* EXERCISE INSTRUCTIONS
Output every line of the material exactly, omitting images.

* DATA SUPPLIED
┌────────
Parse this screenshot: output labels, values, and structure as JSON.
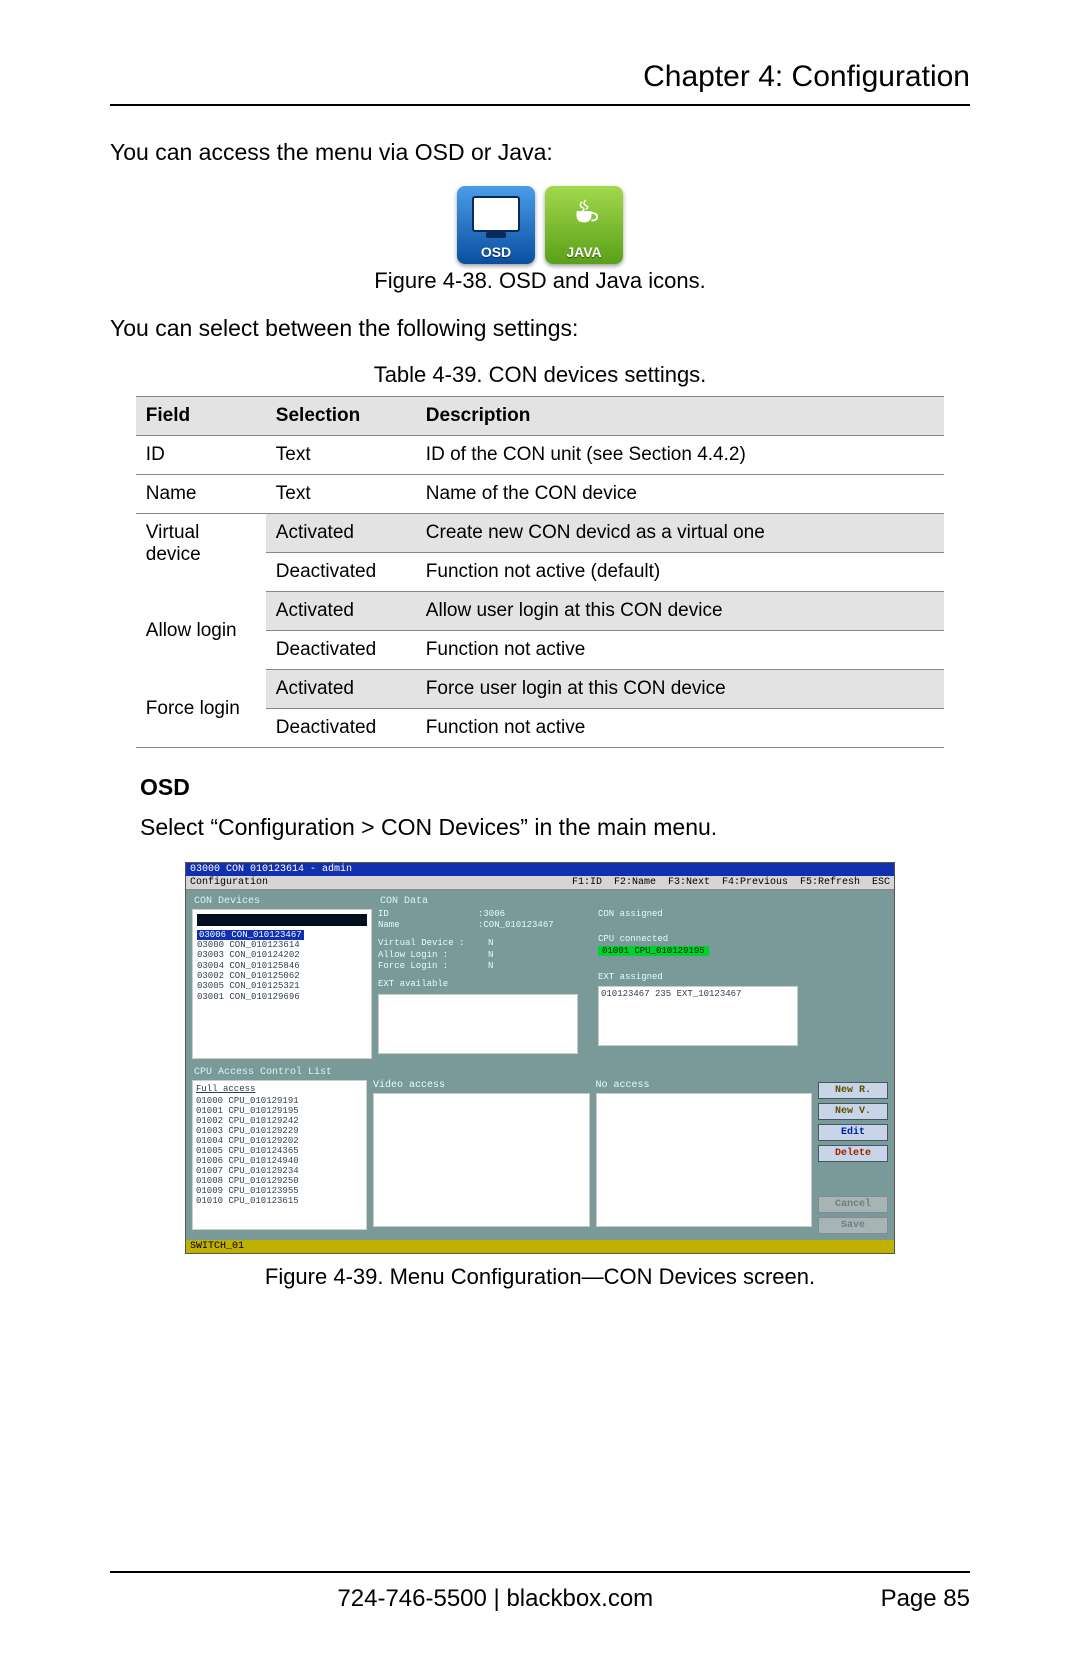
{
  "header": {
    "title": "Chapter 4: Configuration"
  },
  "intro1": "You can access the menu via OSD or Java:",
  "icons": {
    "osd_label": "OSD",
    "java_label": "JAVA"
  },
  "fig38": "Figure 4-38. OSD and Java icons.",
  "intro2": "You can select between the following settings:",
  "table39_caption": "Table 4-39. CON devices settings.",
  "table39": {
    "headers": {
      "c1": "Field",
      "c2": "Selection",
      "c3": "Description"
    },
    "rows": [
      {
        "field": "ID",
        "sel": "Text",
        "desc": "ID of the CON unit (see Section 4.4.2)",
        "alt": false
      },
      {
        "field": "Name",
        "sel": "Text",
        "desc": "Name of the CON device",
        "alt": false
      },
      {
        "field": "Virtual",
        "sel": "Activated",
        "desc": "Create new CON devicd as a virtual one",
        "alt": true
      },
      {
        "field": "device",
        "sel": "Deactivated",
        "desc": "Function not active (default)",
        "alt": false
      },
      {
        "field": "",
        "sel": "Activated",
        "desc": "Allow user login at this CON device",
        "alt": true
      },
      {
        "field": "Allow login",
        "sel": "Deactivated",
        "desc": "Function not active",
        "alt": false
      },
      {
        "field": "",
        "sel": "Activated",
        "desc": "Force user login at this CON device",
        "alt": true
      },
      {
        "field": "Force login",
        "sel": "Deactivated",
        "desc": "Function not active",
        "alt": false
      }
    ]
  },
  "osd_section": {
    "title": "OSD",
    "instruction": "Select “Configuration > CON Devices” in the main menu."
  },
  "osd_screen": {
    "titlebar": "03000 CON 010123614 - admin",
    "menu_left": "Configuration",
    "menu_right": "F1:ID  F2:Name  F3:Next  F4:Previous  F5:Refresh  ESC",
    "left_panel_title": "CON Devices",
    "con_list_selected": "03006 CON_010123467",
    "con_list": [
      "03000 CON_010123614",
      "03003 CON_010124202",
      "03004 CON_010125846",
      "03002 CON_010125062",
      "03005 CON_010125321",
      "03001 CON_010129696"
    ],
    "right_panel_title": "CON Data",
    "data_id_label": "ID",
    "data_id_val": "3006",
    "data_name_label": "Name",
    "data_name_val": "CON_010123467",
    "virtual_label": "Virtual Device :",
    "virtual_val": "N",
    "allow_label": "Allow Login   :",
    "allow_val": "N",
    "force_label": "Force Login   :",
    "force_val": "N",
    "ext_avail_label": "EXT available",
    "con_assigned_label": "CON assigned",
    "cpu_connected_label": "CPU connected",
    "cpu_connected_val": "01001 CPU_010129195",
    "ext_assigned_label": "EXT assigned",
    "ext_assigned_val": "010123467 235 EXT_10123467",
    "cpu_title": "CPU Access Control List",
    "full_access": "Full access",
    "video_access": "Video access",
    "no_access": "No access",
    "cpu_list": [
      "01000 CPU_010129191",
      "01001 CPU_010129195",
      "01002 CPU_010129242",
      "01003 CPU_010129229",
      "01004 CPU_010129202",
      "01005 CPU_010124365",
      "01006 CPU_010124940",
      "01007 CPU_010129234",
      "01008 CPU_010129250",
      "01009 CPU_010123955",
      "01010 CPU_010123615"
    ],
    "buttons": {
      "new_r": "New R.",
      "new_v": "New V.",
      "edit": "Edit",
      "delete": "Delete",
      "cancel": "Cancel",
      "save": "Save"
    },
    "status": "SWITCH_01"
  },
  "fig39": "Figure 4-39. Menu Configuration—CON Devices screen.",
  "footer": {
    "center": "724-746-5500   |   blackbox.com",
    "page": "Page 85"
  }
}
└────────
* THE REPLY
Parse this screenshot: output labels, values, and structure as JSON.
{
  "header": {
    "title": "Chapter 4: Configuration"
  },
  "intro1": "You can access the menu via OSD or Java:",
  "icons": {
    "osd_label": "OSD",
    "java_label": "JAVA"
  },
  "fig38": "Figure 4-38. OSD and Java icons.",
  "intro2": "You can select between the following settings:",
  "table39_caption": "Table 4-39. CON devices settings.",
  "table39": {
    "headers": {
      "c1": "Field",
      "c2": "Selection",
      "c3": "Description"
    },
    "rows": [
      {
        "field": "ID",
        "sel": "Text",
        "desc": "ID of the CON unit (see Section 4.4.2)",
        "alt": false
      },
      {
        "field": "Name",
        "sel": "Text",
        "desc": "Name of the CON device",
        "alt": false
      },
      {
        "field": "Virtual",
        "sel": "Activated",
        "desc": "Create new CON devicd as a virtual one",
        "alt": true
      },
      {
        "field": "device",
        "sel": "Deactivated",
        "desc": "Function not active (default)",
        "alt": false
      },
      {
        "field": "",
        "sel": "Activated",
        "desc": "Allow user login at this CON device",
        "alt": true
      },
      {
        "field": "Allow login",
        "sel": "Deactivated",
        "desc": "Function not active",
        "alt": false
      },
      {
        "field": "",
        "sel": "Activated",
        "desc": "Force user login at this CON device",
        "alt": true
      },
      {
        "field": "Force login",
        "sel": "Deactivated",
        "desc": "Function not active",
        "alt": false
      }
    ]
  },
  "osd_section": {
    "title": "OSD",
    "instruction": "Select “Configuration > CON Devices” in the main menu."
  },
  "osd_screen": {
    "titlebar": "03000 CON 010123614 - admin",
    "menu_left": "Configuration",
    "menu_right": "F1:ID  F2:Name  F3:Next  F4:Previous  F5:Refresh  ESC",
    "left_panel_title": "CON Devices",
    "con_list_selected": "03006 CON_010123467",
    "con_list": [
      "03000 CON_010123614",
      "03003 CON_010124202",
      "03004 CON_010125846",
      "03002 CON_010125062",
      "03005 CON_010125321",
      "03001 CON_010129696"
    ],
    "right_panel_title": "CON Data",
    "data_id_label": "ID",
    "data_id_val": "3006",
    "data_name_label": "Name",
    "data_name_val": "CON_010123467",
    "virtual_label": "Virtual Device :",
    "virtual_val": "N",
    "allow_label": "Allow Login   :",
    "allow_val": "N",
    "force_label": "Force Login   :",
    "force_val": "N",
    "ext_avail_label": "EXT available",
    "con_assigned_label": "CON assigned",
    "cpu_connected_label": "CPU connected",
    "cpu_connected_val": "01001 CPU_010129195",
    "ext_assigned_label": "EXT assigned",
    "ext_assigned_val": "010123467 235 EXT_10123467",
    "cpu_title": "CPU Access Control List",
    "full_access": "Full access",
    "video_access": "Video access",
    "no_access": "No access",
    "cpu_list": [
      "01000 CPU_010129191",
      "01001 CPU_010129195",
      "01002 CPU_010129242",
      "01003 CPU_010129229",
      "01004 CPU_010129202",
      "01005 CPU_010124365",
      "01006 CPU_010124940",
      "01007 CPU_010129234",
      "01008 CPU_010129250",
      "01009 CPU_010123955",
      "01010 CPU_010123615"
    ],
    "buttons": {
      "new_r": "New R.",
      "new_v": "New V.",
      "edit": "Edit",
      "delete": "Delete",
      "cancel": "Cancel",
      "save": "Save"
    },
    "status": "SWITCH_01"
  },
  "fig39": "Figure 4-39. Menu Configuration—CON Devices screen.",
  "footer": {
    "center": "724-746-5500   |   blackbox.com",
    "page": "Page 85"
  }
}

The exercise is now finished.